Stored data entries
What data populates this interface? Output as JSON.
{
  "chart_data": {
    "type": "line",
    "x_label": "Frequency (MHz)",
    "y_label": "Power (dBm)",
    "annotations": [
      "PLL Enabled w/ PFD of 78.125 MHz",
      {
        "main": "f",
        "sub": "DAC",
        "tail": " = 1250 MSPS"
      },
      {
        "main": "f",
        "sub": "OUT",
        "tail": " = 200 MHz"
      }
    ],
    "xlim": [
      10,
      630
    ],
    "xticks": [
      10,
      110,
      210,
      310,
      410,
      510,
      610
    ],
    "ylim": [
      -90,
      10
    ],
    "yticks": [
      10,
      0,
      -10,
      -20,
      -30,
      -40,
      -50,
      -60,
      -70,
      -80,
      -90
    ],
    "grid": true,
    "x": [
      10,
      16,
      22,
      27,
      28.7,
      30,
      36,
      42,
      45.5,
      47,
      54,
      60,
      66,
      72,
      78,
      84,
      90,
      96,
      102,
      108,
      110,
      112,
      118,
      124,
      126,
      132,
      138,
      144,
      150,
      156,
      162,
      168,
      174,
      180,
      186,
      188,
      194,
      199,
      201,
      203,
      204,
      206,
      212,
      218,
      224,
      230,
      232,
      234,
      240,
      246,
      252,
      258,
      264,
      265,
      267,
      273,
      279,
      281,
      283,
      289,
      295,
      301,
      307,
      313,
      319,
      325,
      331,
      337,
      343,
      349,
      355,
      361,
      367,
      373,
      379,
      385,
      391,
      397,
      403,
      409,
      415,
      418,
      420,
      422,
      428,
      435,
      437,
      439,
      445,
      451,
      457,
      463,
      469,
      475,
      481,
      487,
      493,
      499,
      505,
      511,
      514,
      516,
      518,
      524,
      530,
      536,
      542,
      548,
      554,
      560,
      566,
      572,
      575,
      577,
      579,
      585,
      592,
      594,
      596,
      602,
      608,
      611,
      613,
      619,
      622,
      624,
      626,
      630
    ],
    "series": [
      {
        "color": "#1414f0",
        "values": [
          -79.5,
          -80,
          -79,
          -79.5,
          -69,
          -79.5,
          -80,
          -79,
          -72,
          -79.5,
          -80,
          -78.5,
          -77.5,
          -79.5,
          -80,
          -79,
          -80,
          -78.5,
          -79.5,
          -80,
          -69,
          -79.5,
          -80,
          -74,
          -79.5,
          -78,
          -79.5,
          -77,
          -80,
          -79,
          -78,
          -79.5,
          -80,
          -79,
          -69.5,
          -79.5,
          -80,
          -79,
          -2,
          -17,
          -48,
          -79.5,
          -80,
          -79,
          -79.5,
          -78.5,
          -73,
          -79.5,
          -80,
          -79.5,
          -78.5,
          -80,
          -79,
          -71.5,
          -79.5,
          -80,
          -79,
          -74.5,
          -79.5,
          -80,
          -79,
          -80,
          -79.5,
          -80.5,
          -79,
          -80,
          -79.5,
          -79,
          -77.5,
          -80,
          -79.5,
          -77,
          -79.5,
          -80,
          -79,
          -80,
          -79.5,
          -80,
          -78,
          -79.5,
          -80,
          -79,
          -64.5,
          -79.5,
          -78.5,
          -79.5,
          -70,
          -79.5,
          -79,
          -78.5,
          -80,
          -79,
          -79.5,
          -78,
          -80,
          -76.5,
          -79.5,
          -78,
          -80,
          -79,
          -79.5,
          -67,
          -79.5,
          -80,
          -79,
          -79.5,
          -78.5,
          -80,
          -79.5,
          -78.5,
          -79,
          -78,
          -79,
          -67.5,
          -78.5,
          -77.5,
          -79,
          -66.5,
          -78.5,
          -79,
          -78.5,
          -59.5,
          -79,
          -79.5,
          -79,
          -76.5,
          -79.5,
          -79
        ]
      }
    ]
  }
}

**The problem**. Transcribe every record above exactly as it appears.

**Task result**.
What data populates this interface? Output as JSON.
{
  "chart_data": {
    "type": "line",
    "x_label": "Frequency (MHz)",
    "y_label": "Power (dBm)",
    "annotations": [
      "PLL Enabled w/ PFD of 78.125 MHz",
      {
        "main": "f",
        "sub": "DAC",
        "tail": " = 1250 MSPS"
      },
      {
        "main": "f",
        "sub": "OUT",
        "tail": " = 200 MHz"
      }
    ],
    "xlim": [
      10,
      630
    ],
    "xticks": [
      10,
      110,
      210,
      310,
      410,
      510,
      610
    ],
    "ylim": [
      -90,
      10
    ],
    "yticks": [
      10,
      0,
      -10,
      -20,
      -30,
      -40,
      -50,
      -60,
      -70,
      -80,
      -90
    ],
    "grid": true,
    "x": [
      10,
      16,
      22,
      27,
      28.7,
      30,
      36,
      42,
      45.5,
      47,
      54,
      60,
      66,
      72,
      78,
      84,
      90,
      96,
      102,
      108,
      110,
      112,
      118,
      124,
      126,
      132,
      138,
      144,
      150,
      156,
      162,
      168,
      174,
      180,
      186,
      188,
      194,
      199,
      201,
      203,
      204,
      206,
      212,
      218,
      224,
      230,
      232,
      234,
      240,
      246,
      252,
      258,
      264,
      265,
      267,
      273,
      279,
      281,
      283,
      289,
      295,
      301,
      307,
      313,
      319,
      325,
      331,
      337,
      343,
      349,
      355,
      361,
      367,
      373,
      379,
      385,
      391,
      397,
      403,
      409,
      415,
      418,
      420,
      422,
      428,
      435,
      437,
      439,
      445,
      451,
      457,
      463,
      469,
      475,
      481,
      487,
      493,
      499,
      505,
      511,
      514,
      516,
      518,
      524,
      530,
      536,
      542,
      548,
      554,
      560,
      566,
      572,
      575,
      577,
      579,
      585,
      592,
      594,
      596,
      602,
      608,
      611,
      613,
      619,
      622,
      624,
      626,
      630
    ],
    "series": [
      {
        "color": "#1414f0",
        "values": [
          -79.5,
          -80,
          -79,
          -79.5,
          -69,
          -79.5,
          -80,
          -79,
          -72,
          -79.5,
          -80,
          -78.5,
          -77.5,
          -79.5,
          -80,
          -79,
          -80,
          -78.5,
          -79.5,
          -80,
          -69,
          -79.5,
          -80,
          -74,
          -79.5,
          -78,
          -79.5,
          -77,
          -80,
          -79,
          -78,
          -79.5,
          -80,
          -79,
          -69.5,
          -79.5,
          -80,
          -79,
          -2,
          -17,
          -48,
          -79.5,
          -80,
          -79,
          -79.5,
          -78.5,
          -73,
          -79.5,
          -80,
          -79.5,
          -78.5,
          -80,
          -79,
          -71.5,
          -79.5,
          -80,
          -79,
          -74.5,
          -79.5,
          -80,
          -79,
          -80,
          -79.5,
          -80.5,
          -79,
          -80,
          -79.5,
          -79,
          -77.5,
          -80,
          -79.5,
          -77,
          -79.5,
          -80,
          -79,
          -80,
          -79.5,
          -80,
          -78,
          -79.5,
          -80,
          -79,
          -64.5,
          -79.5,
          -78.5,
          -79.5,
          -70,
          -79.5,
          -79,
          -78.5,
          -80,
          -79,
          -79.5,
          -78,
          -80,
          -76.5,
          -79.5,
          -78,
          -80,
          -79,
          -79.5,
          -67,
          -79.5,
          -80,
          -79,
          -79.5,
          -78.5,
          -80,
          -79.5,
          -78.5,
          -79,
          -78,
          -79,
          -67.5,
          -78.5,
          -77.5,
          -79,
          -66.5,
          -78.5,
          -79,
          -78.5,
          -59.5,
          -79,
          -79.5,
          -79,
          -76.5,
          -79.5,
          -79
        ]
      }
    ]
  }
}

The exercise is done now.